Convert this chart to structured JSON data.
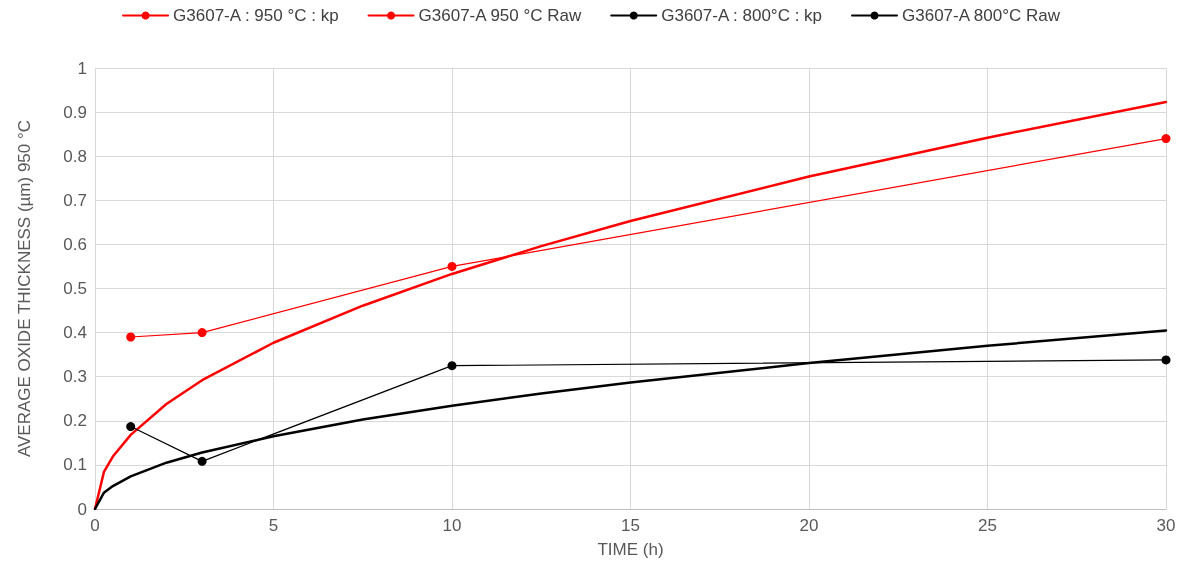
{
  "chart_data": {
    "type": "line",
    "xlabel": "TIME (h)",
    "ylabel": "AVERAGE OXIDE THICKNESS (µm) 950 °C",
    "xlim": [
      0,
      30
    ],
    "xticks": [
      0,
      5,
      10,
      15,
      20,
      25,
      30
    ],
    "ylim": [
      0,
      1
    ],
    "yticks": [
      0,
      0.1,
      0.2,
      0.3,
      0.4,
      0.5,
      0.6,
      0.7,
      0.8,
      0.9,
      1
    ],
    "grid": true,
    "legend": "top",
    "series": [
      {
        "name": "G3607-A : 950 °C : kp",
        "color": "#ff0000",
        "marker": "none",
        "x": [
          0,
          0.25,
          0.5,
          1,
          2,
          3,
          5,
          7.5,
          10,
          12.5,
          15,
          20,
          25,
          30
        ],
        "values": [
          0,
          0.084,
          0.119,
          0.168,
          0.238,
          0.292,
          0.377,
          0.461,
          0.533,
          0.596,
          0.653,
          0.754,
          0.842,
          0.923
        ]
      },
      {
        "name": "G3607-A 950 °C Raw",
        "color": "#ff0000",
        "marker": "circle",
        "x": [
          1,
          3,
          10,
          30
        ],
        "values": [
          0.39,
          0.4,
          0.55,
          0.84
        ]
      },
      {
        "name": "G3607-A : 800°C : kp",
        "color": "#000000",
        "marker": "none",
        "x": [
          0,
          0.25,
          0.5,
          1,
          2,
          3,
          5,
          7.5,
          10,
          12.5,
          15,
          20,
          25,
          30
        ],
        "values": [
          0,
          0.037,
          0.052,
          0.074,
          0.105,
          0.128,
          0.165,
          0.203,
          0.234,
          0.262,
          0.287,
          0.331,
          0.37,
          0.405
        ]
      },
      {
        "name": "G3607-A 800°C Raw",
        "color": "#000000",
        "marker": "circle",
        "x": [
          1,
          3,
          10,
          30
        ],
        "values": [
          0.187,
          0.108,
          0.325,
          0.338
        ]
      }
    ]
  }
}
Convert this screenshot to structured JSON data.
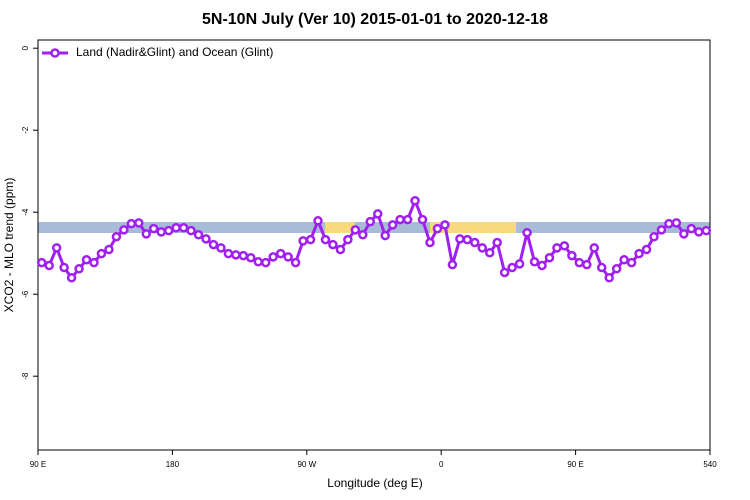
{
  "chart_data": {
    "type": "line",
    "title": "5N-10N July (Ver 10)   2015-01-01 to 2020-12-18",
    "x_label": "Longitude (deg E)",
    "y_label": "XCO2 - MLO trend (ppm)",
    "x": [
      92.5,
      97.5,
      102.5,
      107.5,
      112.5,
      117.5,
      122.5,
      127.5,
      132.5,
      137.5,
      142.5,
      147.5,
      152.5,
      157.5,
      162.5,
      167.5,
      172.5,
      177.5,
      182.5,
      187.5,
      192.5,
      197.5,
      202.5,
      207.5,
      212.5,
      217.5,
      222.5,
      227.5,
      232.5,
      237.5,
      242.5,
      247.5,
      252.5,
      257.5,
      262.5,
      267.5,
      272.5,
      277.5,
      282.5,
      287.5,
      292.5,
      297.5,
      302.5,
      307.5,
      312.5,
      317.5,
      322.5,
      327.5,
      332.5,
      337.5,
      342.5,
      347.5,
      352.5,
      357.5,
      362.5,
      367.5,
      372.5,
      377.5,
      382.5,
      387.5,
      392.5,
      397.5,
      402.5,
      407.5,
      412.5,
      417.5,
      422.5,
      427.5,
      432.5,
      437.5,
      442.5,
      447.5,
      452.5,
      457.5,
      462.5,
      467.5,
      472.5,
      477.5,
      482.5,
      487.5,
      492.5,
      497.5,
      502.5,
      507.5,
      512.5,
      517.5,
      522.5,
      527.5,
      532.5,
      537.5
    ],
    "series": [
      {
        "name": "Land (Nadir&Glint) and Ocean (Glint)",
        "color": "#a020f0",
        "values": [
          -5.23,
          -5.3,
          -4.87,
          -5.35,
          -5.6,
          -5.38,
          -5.16,
          -5.23,
          -5.01,
          -4.91,
          -4.6,
          -4.43,
          -4.28,
          -4.26,
          -4.53,
          -4.4,
          -4.48,
          -4.45,
          -4.38,
          -4.38,
          -4.45,
          -4.55,
          -4.65,
          -4.79,
          -4.87,
          -5.01,
          -5.04,
          -5.06,
          -5.11,
          -5.21,
          -5.23,
          -5.09,
          -5.01,
          -5.09,
          -5.23,
          -4.7,
          -4.67,
          -4.21,
          -4.67,
          -4.79,
          -4.91,
          -4.67,
          -4.43,
          -4.55,
          -4.23,
          -4.04,
          -4.57,
          -4.31,
          -4.18,
          -4.18,
          -3.72,
          -4.18,
          -4.74,
          -4.4,
          -4.31,
          -5.28,
          -4.65,
          -4.67,
          -4.74,
          -4.87,
          -4.99,
          -4.74,
          -5.47,
          -5.35,
          -5.26,
          -4.5,
          -5.21,
          -5.3,
          -5.11,
          -4.87,
          -4.82,
          -5.06,
          -5.23,
          -5.28,
          -4.87,
          -5.35,
          -5.6,
          -5.38,
          -5.16,
          -5.23,
          -5.01,
          -4.91,
          -4.6,
          -4.43,
          -4.28,
          -4.26,
          -4.53,
          -4.4,
          -4.48,
          -4.45
        ]
      }
    ],
    "xlim": [
      90,
      540
    ],
    "xticks": [
      {
        "value": 90,
        "label": "90 E"
      },
      180,
      {
        "value": 270,
        "label": "90 W"
      },
      {
        "value": 360,
        "label": "0"
      },
      {
        "value": 450,
        "label": "90 E"
      },
      540
    ],
    "ylim": [
      -9.8,
      0.2
    ],
    "yticks": [
      0,
      -2,
      -4,
      -6,
      -8
    ],
    "legend": "top-left"
  }
}
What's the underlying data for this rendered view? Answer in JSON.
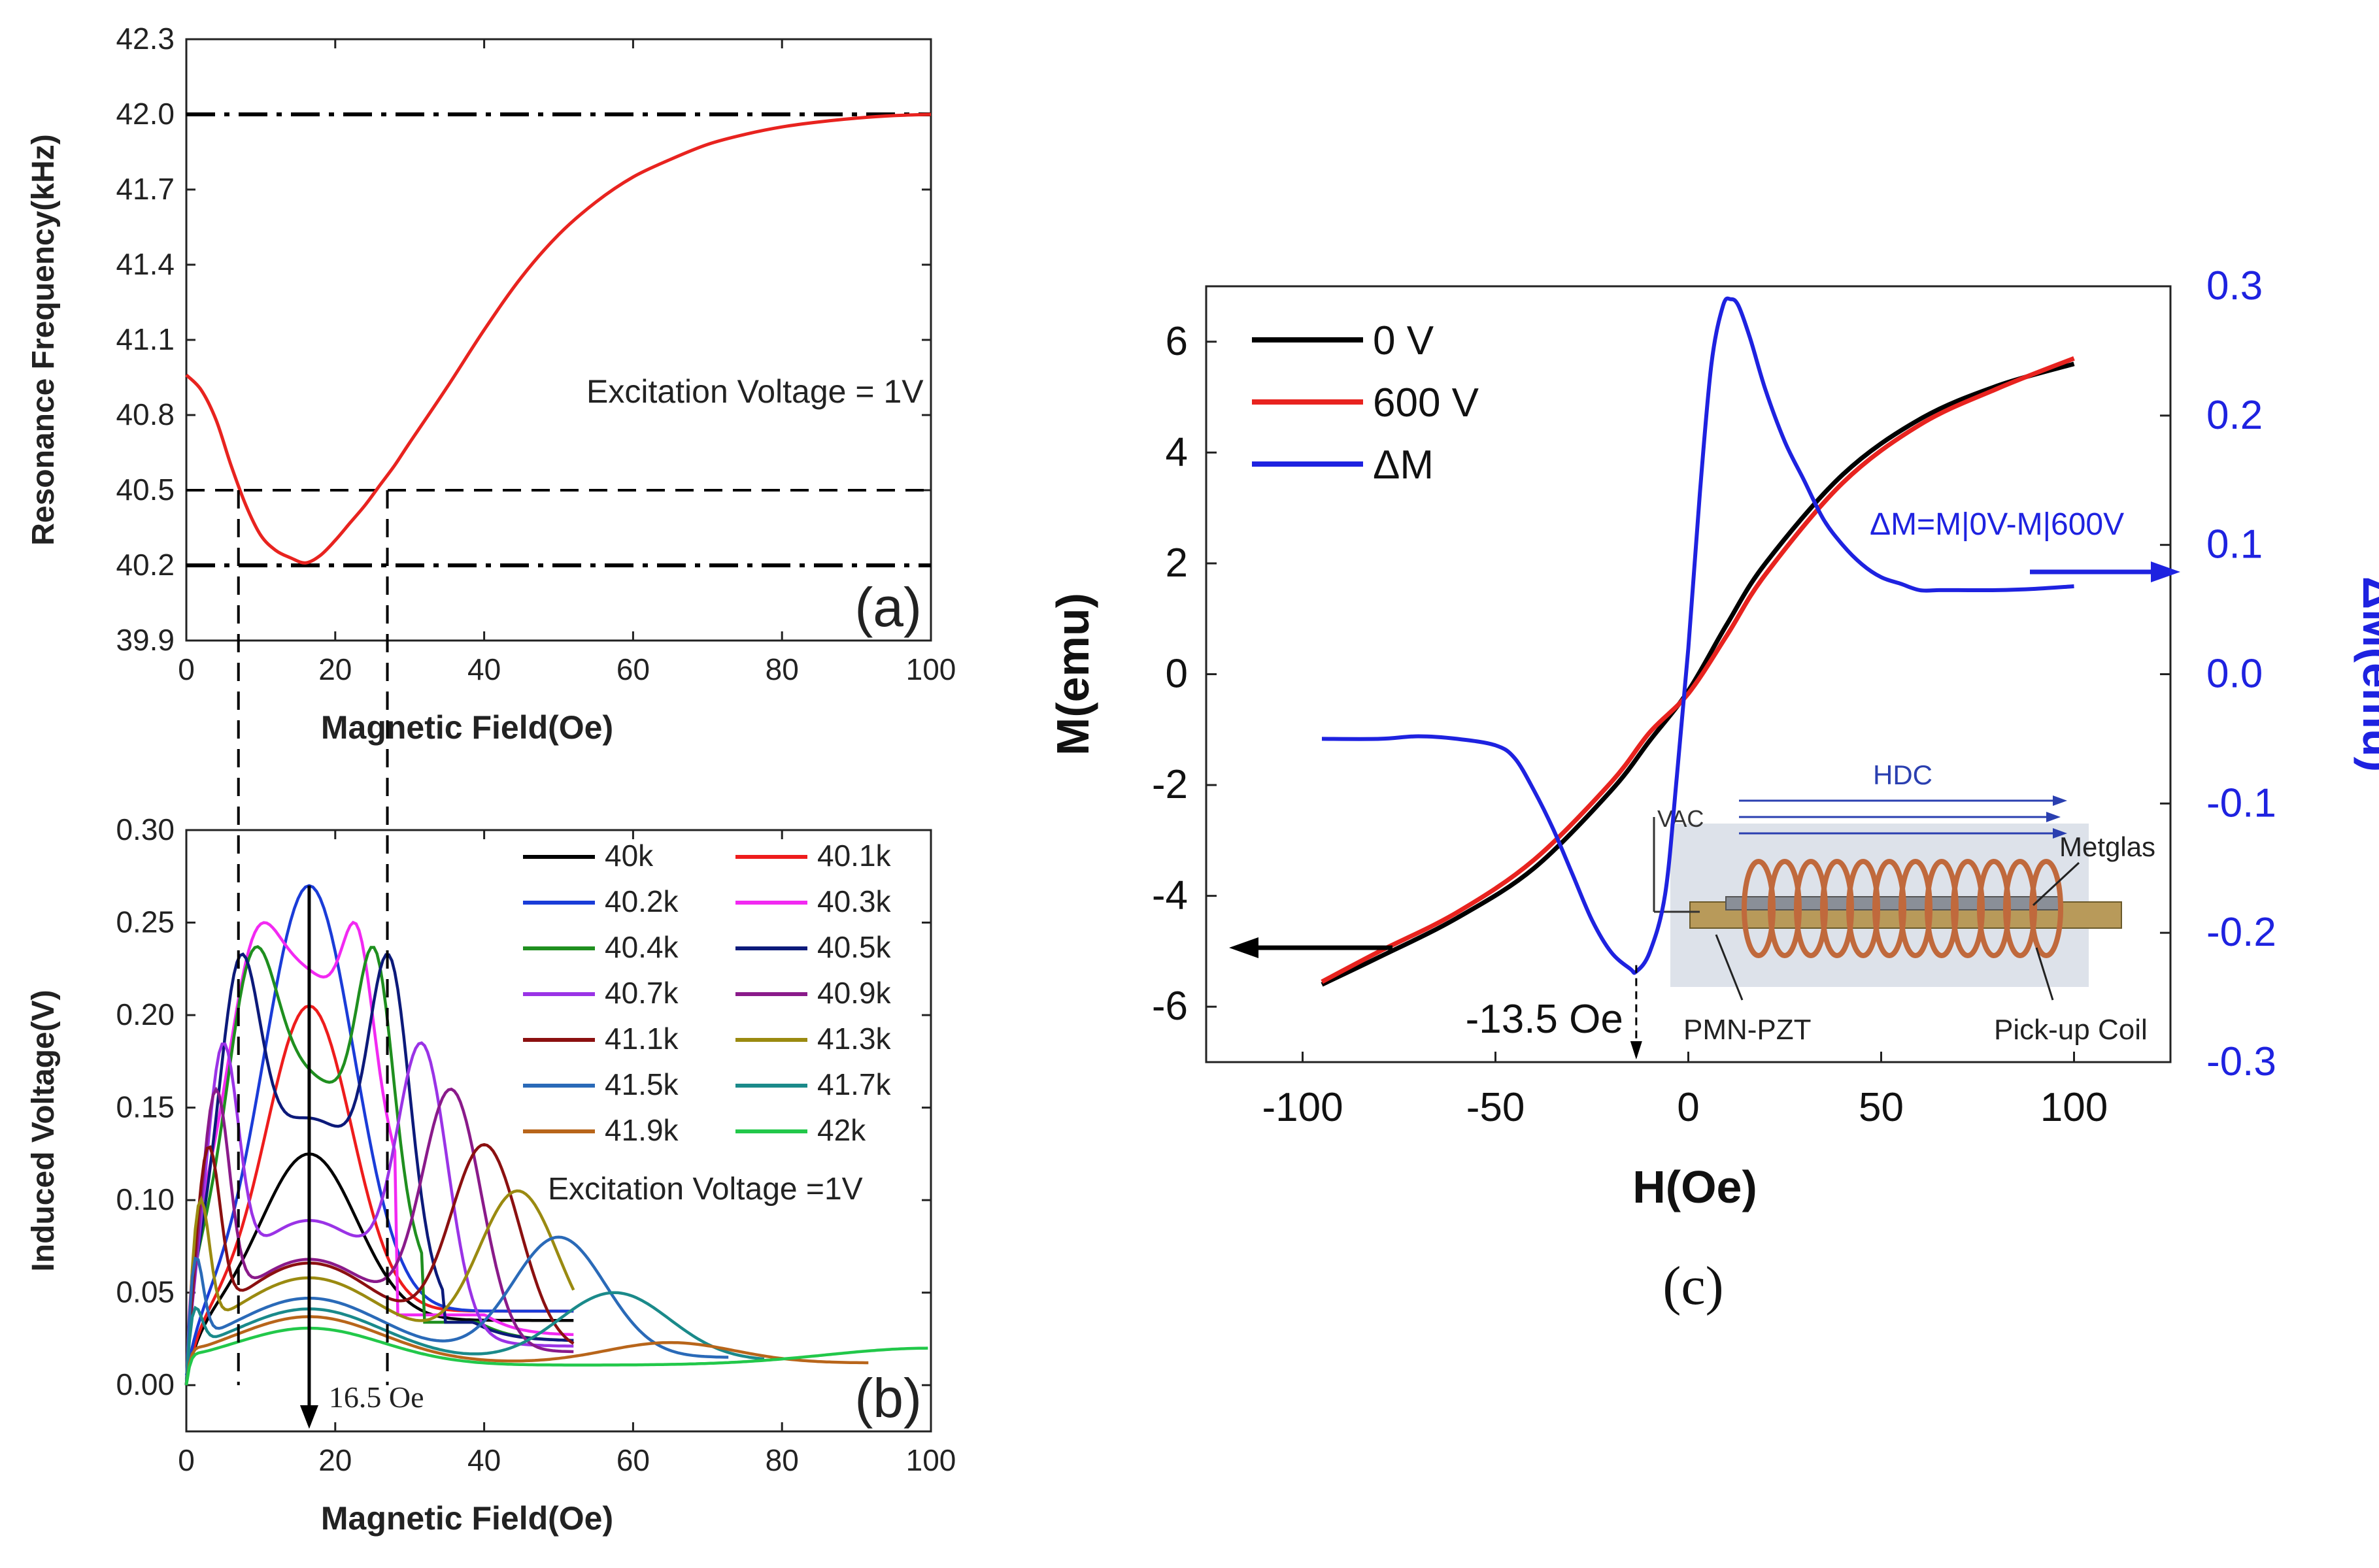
{
  "chart_data": [
    {
      "panel": "a",
      "type": "line",
      "panel_label": "(a)",
      "xlabel": "Magnetic Field(Oe)",
      "ylabel": "Resonance Frequency(kHz)",
      "xlim": [
        0,
        100
      ],
      "ylim": [
        39.9,
        42.3
      ],
      "xticks": [
        "0",
        "20",
        "40",
        "60",
        "80",
        "100"
      ],
      "yticks": [
        "39.9",
        "40.2",
        "40.5",
        "40.8",
        "41.1",
        "41.4",
        "41.7",
        "42.0",
        "42.3"
      ],
      "annotation": "Excitation Voltage = 1V",
      "reference_lines": [
        {
          "y": 42.0,
          "style": "dash-dot"
        },
        {
          "y": 40.5,
          "style": "dashed",
          "x_range": [
            7,
            27
          ]
        },
        {
          "y": 40.2,
          "style": "dash-dot"
        }
      ],
      "vertical_guides_x": [
        7,
        27
      ],
      "series": [
        {
          "color": "#e8231f",
          "x": [
            0,
            2,
            4,
            6,
            8,
            10,
            12,
            14,
            16,
            18,
            20,
            22,
            24,
            26,
            28,
            30,
            35,
            40,
            45,
            50,
            55,
            60,
            65,
            70,
            75,
            80,
            85,
            90,
            95,
            100
          ],
          "y": [
            40.96,
            40.9,
            40.78,
            40.6,
            40.44,
            40.32,
            40.26,
            40.23,
            40.21,
            40.24,
            40.3,
            40.37,
            40.44,
            40.52,
            40.6,
            40.69,
            40.91,
            41.14,
            41.35,
            41.52,
            41.65,
            41.75,
            41.82,
            41.88,
            41.92,
            41.95,
            41.97,
            41.985,
            41.995,
            42.0
          ]
        }
      ]
    },
    {
      "panel": "b",
      "type": "line",
      "panel_label": "(b)",
      "xlabel": "Magnetic Field(Oe)",
      "ylabel": "Induced Voltage(V)",
      "xlim": [
        0,
        100
      ],
      "ylim": [
        -0.025,
        0.3
      ],
      "xticks": [
        "0",
        "20",
        "40",
        "60",
        "80",
        "100"
      ],
      "yticks": [
        "0.00",
        "0.05",
        "0.10",
        "0.15",
        "0.20",
        "0.25",
        "0.30"
      ],
      "annotation": "Excitation Voltage =1V",
      "arrow_label": "16.5 Oe",
      "arrow_x": 16.5,
      "series": [
        {
          "name": "40k",
          "color": "#000000",
          "peak_x": 16.5,
          "peak_y": 0.125,
          "end_x": 52,
          "base": 0.035
        },
        {
          "name": "40.1k",
          "color": "#ee1c1c",
          "peak_x": 16.5,
          "peak_y": 0.205,
          "end_x": 52,
          "base": 0.04
        },
        {
          "name": "40.2k",
          "color": "#1a3cd8",
          "peak_x": 16.5,
          "peak_y": 0.27,
          "end_x": 52,
          "base": 0.04
        },
        {
          "name": "40.3k",
          "color": "#f229f2",
          "peak_x": 16.5,
          "peak_y": 0.25,
          "end_x": 52,
          "base": 0.045
        },
        {
          "name": "40.4k",
          "color": "#1f8f1f",
          "peak_x": 16.5,
          "peak_y": 0.237,
          "end_x": 52,
          "base": 0.04
        },
        {
          "name": "40.5k",
          "color": "#0c1a7a",
          "peak_x": 16.5,
          "peak_y": 0.233,
          "end_x": 52,
          "base": 0.04
        },
        {
          "name": "40.7k",
          "color": "#9a33e6",
          "peak_x": 16.5,
          "peak_y": 0.185,
          "end_x": 52,
          "base": 0.035
        },
        {
          "name": "40.9k",
          "color": "#8a1a8a",
          "peak_x": 16.5,
          "peak_y": 0.16,
          "end_x": 52,
          "base": 0.03
        },
        {
          "name": "41.1k",
          "color": "#8b1010",
          "peak_x": 16.5,
          "peak_y": 0.13,
          "end_x": 52,
          "base": 0.03
        },
        {
          "name": "41.3k",
          "color": "#9a8a10",
          "peak_x": 16.5,
          "peak_y": 0.105,
          "end_x": 52,
          "base": 0.03
        },
        {
          "name": "41.5k",
          "color": "#2a6ab8",
          "peak_x": 16.5,
          "peak_y": 0.08,
          "end_x": 73,
          "base": 0.025
        },
        {
          "name": "41.7k",
          "color": "#1a8a8a",
          "peak_x": 16.5,
          "peak_y": 0.05,
          "end_x": 78,
          "base": 0.022
        },
        {
          "name": "41.9k",
          "color": "#b8651a",
          "peak_x": 16.5,
          "peak_y": 0.023,
          "end_x": 92,
          "base": 0.02
        },
        {
          "name": "42k",
          "color": "#22c84a",
          "peak_x": 16.5,
          "peak_y": 0.02,
          "end_x": 100,
          "base": 0.018
        }
      ]
    },
    {
      "panel": "c",
      "type": "line",
      "panel_label": "(c)",
      "xlabel": "H(Oe)",
      "ylabel": "M(emu)",
      "y2label": "ΔM(emu)",
      "xlim": [
        -125,
        125
      ],
      "ylim": [
        -7,
        7
      ],
      "y2lim": [
        -0.3,
        0.3
      ],
      "xticks": [
        "-100",
        "-50",
        "0",
        "50",
        "100"
      ],
      "yticks": [
        "-6",
        "-4",
        "-2",
        "0",
        "2",
        "4",
        "6"
      ],
      "y2ticks": [
        "-0.3",
        "-0.2",
        "-0.1",
        "0.0",
        "0.1",
        "0.2",
        "0.3"
      ],
      "delta_equation": "ΔM=M|0V-M|600V",
      "min_annotation": "-13.5 Oe",
      "inset": {
        "h_dc": "HDC",
        "v_ac": "VAC",
        "metglas": "Metglas",
        "pmn_pzt": "PMN-PZT",
        "coil": "Pick-up Coil"
      },
      "series": [
        {
          "name": "0 V",
          "color": "#000000",
          "axis": "left",
          "x": [
            -95,
            -80,
            -60,
            -40,
            -20,
            -10,
            0,
            10,
            20,
            40,
            60,
            80,
            100
          ],
          "y": [
            -5.6,
            -5.1,
            -4.4,
            -3.5,
            -2.1,
            -1.2,
            -0.3,
            0.9,
            2.0,
            3.6,
            4.6,
            5.2,
            5.6
          ]
        },
        {
          "name": "600 V",
          "color": "#e8231f",
          "axis": "left",
          "x": [
            -95,
            -80,
            -60,
            -40,
            -20,
            -10,
            0,
            10,
            20,
            40,
            60,
            80,
            100
          ],
          "y": [
            -5.55,
            -5.0,
            -4.3,
            -3.35,
            -1.95,
            -1.05,
            -0.35,
            0.7,
            1.8,
            3.45,
            4.5,
            5.15,
            5.7
          ]
        },
        {
          "name": "ΔM",
          "color": "#1e22e0",
          "axis": "right",
          "x": [
            -95,
            -80,
            -70,
            -60,
            -50,
            -45,
            -40,
            -35,
            -30,
            -25,
            -20,
            -15,
            -13.5,
            -10,
            -6,
            -3,
            0,
            3,
            6,
            9,
            11,
            13,
            16,
            20,
            25,
            30,
            35,
            40,
            45,
            50,
            55,
            60,
            65,
            70,
            80,
            90,
            100
          ],
          "y": [
            -0.05,
            -0.05,
            -0.048,
            -0.05,
            -0.055,
            -0.065,
            -0.09,
            -0.12,
            -0.155,
            -0.19,
            -0.215,
            -0.228,
            -0.23,
            -0.215,
            -0.17,
            -0.08,
            0.02,
            0.14,
            0.24,
            0.285,
            0.29,
            0.285,
            0.26,
            0.22,
            0.18,
            0.15,
            0.12,
            0.1,
            0.085,
            0.075,
            0.07,
            0.065,
            0.065,
            0.065,
            0.065,
            0.066,
            0.068
          ]
        }
      ]
    }
  ]
}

=======

§ **WORK TO DO**
Pick each line holding the word "ylabel" out of the listing.

§ **RESULT**
    "ylabel": "AVERAGE OXIDE THICKNESS (µm) 950 °C",
      "ylabel": "Resonance Frequency(kHz)",
      "ylabel": "Induced Voltage(V)",
      "ylabel": "M(emu)",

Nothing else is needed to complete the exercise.